-- start of EXERCISE INPUTS --

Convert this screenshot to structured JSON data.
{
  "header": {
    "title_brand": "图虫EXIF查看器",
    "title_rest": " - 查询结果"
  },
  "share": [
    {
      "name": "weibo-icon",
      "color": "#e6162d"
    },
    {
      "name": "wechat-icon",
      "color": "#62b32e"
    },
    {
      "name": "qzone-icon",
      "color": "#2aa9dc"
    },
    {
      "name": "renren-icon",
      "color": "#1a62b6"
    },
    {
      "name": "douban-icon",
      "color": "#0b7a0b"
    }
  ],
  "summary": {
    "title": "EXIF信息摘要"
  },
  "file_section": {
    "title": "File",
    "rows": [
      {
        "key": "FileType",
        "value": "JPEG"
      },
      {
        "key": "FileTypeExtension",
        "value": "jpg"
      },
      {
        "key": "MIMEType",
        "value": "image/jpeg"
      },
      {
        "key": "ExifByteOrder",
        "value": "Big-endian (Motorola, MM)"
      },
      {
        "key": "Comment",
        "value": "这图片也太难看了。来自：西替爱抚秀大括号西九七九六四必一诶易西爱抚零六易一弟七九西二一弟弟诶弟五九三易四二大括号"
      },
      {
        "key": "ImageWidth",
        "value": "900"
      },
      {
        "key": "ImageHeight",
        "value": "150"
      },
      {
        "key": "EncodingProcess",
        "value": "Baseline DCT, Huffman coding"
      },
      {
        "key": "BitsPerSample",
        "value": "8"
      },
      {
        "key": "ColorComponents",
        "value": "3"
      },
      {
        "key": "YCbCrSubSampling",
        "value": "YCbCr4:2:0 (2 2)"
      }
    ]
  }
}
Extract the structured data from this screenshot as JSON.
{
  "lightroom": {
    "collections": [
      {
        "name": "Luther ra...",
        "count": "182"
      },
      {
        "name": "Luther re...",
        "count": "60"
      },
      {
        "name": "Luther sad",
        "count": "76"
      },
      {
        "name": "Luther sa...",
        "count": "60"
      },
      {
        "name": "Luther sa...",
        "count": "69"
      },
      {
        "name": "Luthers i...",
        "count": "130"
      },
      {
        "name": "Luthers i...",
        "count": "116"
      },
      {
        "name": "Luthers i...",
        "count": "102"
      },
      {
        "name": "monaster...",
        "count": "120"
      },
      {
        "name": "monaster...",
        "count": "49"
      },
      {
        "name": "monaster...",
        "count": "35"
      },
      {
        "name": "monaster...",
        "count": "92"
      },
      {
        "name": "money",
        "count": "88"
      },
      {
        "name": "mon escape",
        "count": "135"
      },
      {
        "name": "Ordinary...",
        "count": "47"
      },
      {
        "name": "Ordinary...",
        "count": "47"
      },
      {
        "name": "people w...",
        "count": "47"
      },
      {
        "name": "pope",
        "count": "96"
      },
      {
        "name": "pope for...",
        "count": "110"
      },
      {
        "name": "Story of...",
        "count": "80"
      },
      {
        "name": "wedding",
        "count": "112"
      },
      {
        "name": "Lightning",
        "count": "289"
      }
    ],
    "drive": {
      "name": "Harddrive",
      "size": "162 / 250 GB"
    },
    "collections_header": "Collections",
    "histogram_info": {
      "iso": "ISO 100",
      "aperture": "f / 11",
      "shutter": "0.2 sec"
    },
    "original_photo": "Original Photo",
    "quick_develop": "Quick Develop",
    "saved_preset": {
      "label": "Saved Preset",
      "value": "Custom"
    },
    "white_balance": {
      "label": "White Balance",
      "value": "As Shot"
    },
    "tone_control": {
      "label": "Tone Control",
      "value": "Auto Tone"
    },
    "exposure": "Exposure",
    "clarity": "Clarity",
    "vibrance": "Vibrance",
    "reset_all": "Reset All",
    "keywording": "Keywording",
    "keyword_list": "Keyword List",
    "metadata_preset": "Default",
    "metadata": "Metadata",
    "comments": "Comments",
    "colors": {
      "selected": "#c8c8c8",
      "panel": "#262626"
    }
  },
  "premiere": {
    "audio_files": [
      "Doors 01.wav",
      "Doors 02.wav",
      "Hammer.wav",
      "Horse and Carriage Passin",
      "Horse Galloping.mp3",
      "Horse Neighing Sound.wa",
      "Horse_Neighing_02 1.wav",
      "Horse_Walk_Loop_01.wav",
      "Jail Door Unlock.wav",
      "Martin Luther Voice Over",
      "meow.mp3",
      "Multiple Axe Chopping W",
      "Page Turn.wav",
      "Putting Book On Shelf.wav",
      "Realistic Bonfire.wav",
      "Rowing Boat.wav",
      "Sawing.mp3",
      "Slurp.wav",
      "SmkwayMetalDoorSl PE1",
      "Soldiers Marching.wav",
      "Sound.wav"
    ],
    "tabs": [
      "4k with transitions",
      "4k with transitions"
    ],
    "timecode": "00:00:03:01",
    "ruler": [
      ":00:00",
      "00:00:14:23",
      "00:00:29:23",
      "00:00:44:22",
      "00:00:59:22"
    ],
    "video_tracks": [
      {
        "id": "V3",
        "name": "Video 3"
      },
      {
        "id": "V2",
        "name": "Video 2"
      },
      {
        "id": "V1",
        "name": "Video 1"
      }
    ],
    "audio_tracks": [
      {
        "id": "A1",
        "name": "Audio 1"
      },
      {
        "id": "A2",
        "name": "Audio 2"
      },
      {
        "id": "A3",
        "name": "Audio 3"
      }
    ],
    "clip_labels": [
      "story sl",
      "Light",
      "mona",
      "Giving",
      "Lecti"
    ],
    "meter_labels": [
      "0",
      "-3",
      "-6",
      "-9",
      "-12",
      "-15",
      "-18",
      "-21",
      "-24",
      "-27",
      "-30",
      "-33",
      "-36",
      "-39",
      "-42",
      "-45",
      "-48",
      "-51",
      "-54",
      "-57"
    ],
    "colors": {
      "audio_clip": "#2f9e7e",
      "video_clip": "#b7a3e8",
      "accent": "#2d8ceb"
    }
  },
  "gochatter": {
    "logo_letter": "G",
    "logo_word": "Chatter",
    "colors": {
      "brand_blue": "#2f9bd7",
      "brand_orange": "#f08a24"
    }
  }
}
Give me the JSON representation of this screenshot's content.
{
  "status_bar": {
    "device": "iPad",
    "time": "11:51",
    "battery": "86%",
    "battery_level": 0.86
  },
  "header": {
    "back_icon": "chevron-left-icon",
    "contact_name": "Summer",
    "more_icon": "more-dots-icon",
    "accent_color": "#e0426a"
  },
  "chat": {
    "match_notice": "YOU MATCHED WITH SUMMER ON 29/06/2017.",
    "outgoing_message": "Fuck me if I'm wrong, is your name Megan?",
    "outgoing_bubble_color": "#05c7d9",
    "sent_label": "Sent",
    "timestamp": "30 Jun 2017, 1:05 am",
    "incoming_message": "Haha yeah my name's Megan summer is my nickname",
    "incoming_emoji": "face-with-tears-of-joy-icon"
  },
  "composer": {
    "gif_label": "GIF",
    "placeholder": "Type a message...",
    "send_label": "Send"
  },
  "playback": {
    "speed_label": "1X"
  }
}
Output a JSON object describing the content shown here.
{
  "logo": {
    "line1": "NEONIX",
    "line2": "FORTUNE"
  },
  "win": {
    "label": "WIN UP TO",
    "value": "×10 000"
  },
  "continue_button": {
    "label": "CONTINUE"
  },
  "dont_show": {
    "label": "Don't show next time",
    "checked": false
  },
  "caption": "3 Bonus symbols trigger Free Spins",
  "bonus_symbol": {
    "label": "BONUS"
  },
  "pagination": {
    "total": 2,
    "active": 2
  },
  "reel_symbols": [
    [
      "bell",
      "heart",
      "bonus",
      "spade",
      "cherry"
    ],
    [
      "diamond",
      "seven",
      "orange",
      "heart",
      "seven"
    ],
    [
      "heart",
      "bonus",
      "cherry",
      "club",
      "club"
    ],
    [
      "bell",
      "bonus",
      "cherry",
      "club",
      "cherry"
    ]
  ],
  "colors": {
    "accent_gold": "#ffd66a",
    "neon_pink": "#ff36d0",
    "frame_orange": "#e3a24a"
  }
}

-- end of EXERCISE INPUTS --

## WHAT TO WORK ON
Starting from the line with "Give me the" and ending with the final line of the data, quote every line exactly, both ends included.

## EXERCISE RESPONSE
Give me the JSON representation of this screenshot's content.
{
  "status_bar": {
    "device": "iPad",
    "time": "11:51",
    "battery": "86%",
    "battery_level": 0.86
  },
  "header": {
    "back_icon": "chevron-left-icon",
    "contact_name": "Summer",
    "more_icon": "more-dots-icon",
    "accent_color": "#e0426a"
  },
  "chat": {
    "match_notice": "YOU MATCHED WITH SUMMER ON 29/06/2017.",
    "outgoing_message": "Fuck me if I'm wrong, is your name Megan?",
    "outgoing_bubble_color": "#05c7d9",
    "sent_label": "Sent",
    "timestamp": "30 Jun 2017, 1:05 am",
    "incoming_message": "Haha yeah my name's Megan summer is my nickname",
    "incoming_emoji": "face-with-tears-of-joy-icon"
  },
  "composer": {
    "gif_label": "GIF",
    "placeholder": "Type a message...",
    "send_label": "Send"
  },
  "playback": {
    "speed_label": "1X"
  }
}
Output a JSON object describing the content shown here.
{
  "logo": {
    "line1": "NEONIX",
    "line2": "FORTUNE"
  },
  "win": {
    "label": "WIN UP TO",
    "value": "×10 000"
  },
  "continue_button": {
    "label": "CONTINUE"
  },
  "dont_show": {
    "label": "Don't show next time",
    "checked": false
  },
  "caption": "3 Bonus symbols trigger Free Spins",
  "bonus_symbol": {
    "label": "BONUS"
  },
  "pagination": {
    "total": 2,
    "active": 2
  },
  "reel_symbols": [
    [
      "bell",
      "heart",
      "bonus",
      "spade",
      "cherry"
    ],
    [
      "diamond",
      "seven",
      "orange",
      "heart",
      "seven"
    ],
    [
      "heart",
      "bonus",
      "cherry",
      "club",
      "club"
    ],
    [
      "bell",
      "bonus",
      "cherry",
      "club",
      "cherry"
    ]
  ],
  "colors": {
    "accent_gold": "#ffd66a",
    "neon_pink": "#ff36d0",
    "frame_orange": "#e3a24a"
  }
}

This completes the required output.